◆ Instruction
Reproduce the material exactly, omitting nothing.

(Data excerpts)
· · · ·

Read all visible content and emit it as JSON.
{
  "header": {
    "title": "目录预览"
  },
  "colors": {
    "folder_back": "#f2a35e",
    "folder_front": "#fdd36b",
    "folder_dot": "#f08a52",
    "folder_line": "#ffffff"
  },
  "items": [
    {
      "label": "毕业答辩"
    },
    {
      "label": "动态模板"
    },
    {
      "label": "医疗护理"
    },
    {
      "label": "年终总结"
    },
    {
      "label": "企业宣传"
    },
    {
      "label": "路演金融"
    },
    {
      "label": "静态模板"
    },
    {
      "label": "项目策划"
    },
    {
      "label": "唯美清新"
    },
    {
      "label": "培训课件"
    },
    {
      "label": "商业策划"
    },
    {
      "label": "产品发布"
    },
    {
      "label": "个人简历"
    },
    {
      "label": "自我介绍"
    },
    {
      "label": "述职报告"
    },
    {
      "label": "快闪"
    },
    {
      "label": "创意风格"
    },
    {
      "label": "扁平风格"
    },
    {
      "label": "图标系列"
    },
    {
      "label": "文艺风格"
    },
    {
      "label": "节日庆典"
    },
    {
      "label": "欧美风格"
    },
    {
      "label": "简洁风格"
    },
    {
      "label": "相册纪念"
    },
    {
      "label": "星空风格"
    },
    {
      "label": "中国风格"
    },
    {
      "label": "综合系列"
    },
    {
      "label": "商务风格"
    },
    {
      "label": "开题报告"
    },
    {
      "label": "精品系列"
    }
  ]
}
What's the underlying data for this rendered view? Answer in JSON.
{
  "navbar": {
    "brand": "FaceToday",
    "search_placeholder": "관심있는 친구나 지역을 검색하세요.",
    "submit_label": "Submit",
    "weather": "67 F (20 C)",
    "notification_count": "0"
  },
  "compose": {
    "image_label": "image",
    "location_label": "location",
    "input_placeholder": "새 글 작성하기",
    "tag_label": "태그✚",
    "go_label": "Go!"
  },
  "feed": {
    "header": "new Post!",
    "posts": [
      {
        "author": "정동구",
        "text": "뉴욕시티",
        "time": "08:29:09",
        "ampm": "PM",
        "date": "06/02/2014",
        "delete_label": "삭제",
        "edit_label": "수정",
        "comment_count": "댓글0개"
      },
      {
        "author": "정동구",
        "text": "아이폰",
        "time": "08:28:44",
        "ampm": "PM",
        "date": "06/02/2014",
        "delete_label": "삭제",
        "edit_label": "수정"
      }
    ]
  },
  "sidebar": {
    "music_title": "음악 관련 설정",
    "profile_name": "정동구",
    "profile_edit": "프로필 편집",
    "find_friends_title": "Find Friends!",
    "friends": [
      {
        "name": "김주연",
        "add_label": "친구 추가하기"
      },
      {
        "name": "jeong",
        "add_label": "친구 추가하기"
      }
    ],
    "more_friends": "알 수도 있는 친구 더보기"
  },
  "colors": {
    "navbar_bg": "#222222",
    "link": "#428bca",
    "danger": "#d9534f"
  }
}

· · · ·

◆ Problem solution
Read all visible content and emit it as JSON.
{
  "header": {
    "title": "目录预览"
  },
  "colors": {
    "folder_back": "#f2a35e",
    "folder_front": "#fdd36b",
    "folder_dot": "#f08a52",
    "folder_line": "#ffffff"
  },
  "items": [
    {
      "label": "毕业答辩"
    },
    {
      "label": "动态模板"
    },
    {
      "label": "医疗护理"
    },
    {
      "label": "年终总结"
    },
    {
      "label": "企业宣传"
    },
    {
      "label": "路演金融"
    },
    {
      "label": "静态模板"
    },
    {
      "label": "项目策划"
    },
    {
      "label": "唯美清新"
    },
    {
      "label": "培训课件"
    },
    {
      "label": "商业策划"
    },
    {
      "label": "产品发布"
    },
    {
      "label": "个人简历"
    },
    {
      "label": "自我介绍"
    },
    {
      "label": "述职报告"
    },
    {
      "label": "快闪"
    },
    {
      "label": "创意风格"
    },
    {
      "label": "扁平风格"
    },
    {
      "label": "图标系列"
    },
    {
      "label": "文艺风格"
    },
    {
      "label": "节日庆典"
    },
    {
      "label": "欧美风格"
    },
    {
      "label": "简洁风格"
    },
    {
      "label": "相册纪念"
    },
    {
      "label": "星空风格"
    },
    {
      "label": "中国风格"
    },
    {
      "label": "综合系列"
    },
    {
      "label": "商务风格"
    },
    {
      "label": "开题报告"
    },
    {
      "label": "精品系列"
    }
  ]
}
What's the underlying data for this rendered view? Answer in JSON.
{
  "navbar": {
    "brand": "FaceToday",
    "search_placeholder": "관심있는 친구나 지역을 검색하세요.",
    "submit_label": "Submit",
    "weather": "67 F (20 C)",
    "notification_count": "0"
  },
  "compose": {
    "image_label": "image",
    "location_label": "location",
    "input_placeholder": "새 글 작성하기",
    "tag_label": "태그✚",
    "go_label": "Go!"
  },
  "feed": {
    "header": "new Post!",
    "posts": [
      {
        "author": "정동구",
        "text": "뉴욕시티",
        "time": "08:29:09",
        "ampm": "PM",
        "date": "06/02/2014",
        "delete_label": "삭제",
        "edit_label": "수정",
        "comment_count": "댓글0개"
      },
      {
        "author": "정동구",
        "text": "아이폰",
        "time": "08:28:44",
        "ampm": "PM",
        "date": "06/02/2014",
        "delete_label": "삭제",
        "edit_label": "수정"
      }
    ]
  },
  "sidebar": {
    "music_title": "음악 관련 설정",
    "profile_name": "정동구",
    "profile_edit": "프로필 편집",
    "find_friends_title": "Find Friends!",
    "friends": [
      {
        "name": "김주연",
        "add_label": "친구 추가하기"
      },
      {
        "name": "jeong",
        "add_label": "친구 추가하기"
      }
    ],
    "more_friends": "알 수도 있는 친구 더보기"
  },
  "colors": {
    "navbar_bg": "#222222",
    "link": "#428bca",
    "danger": "#d9534f"
  }
}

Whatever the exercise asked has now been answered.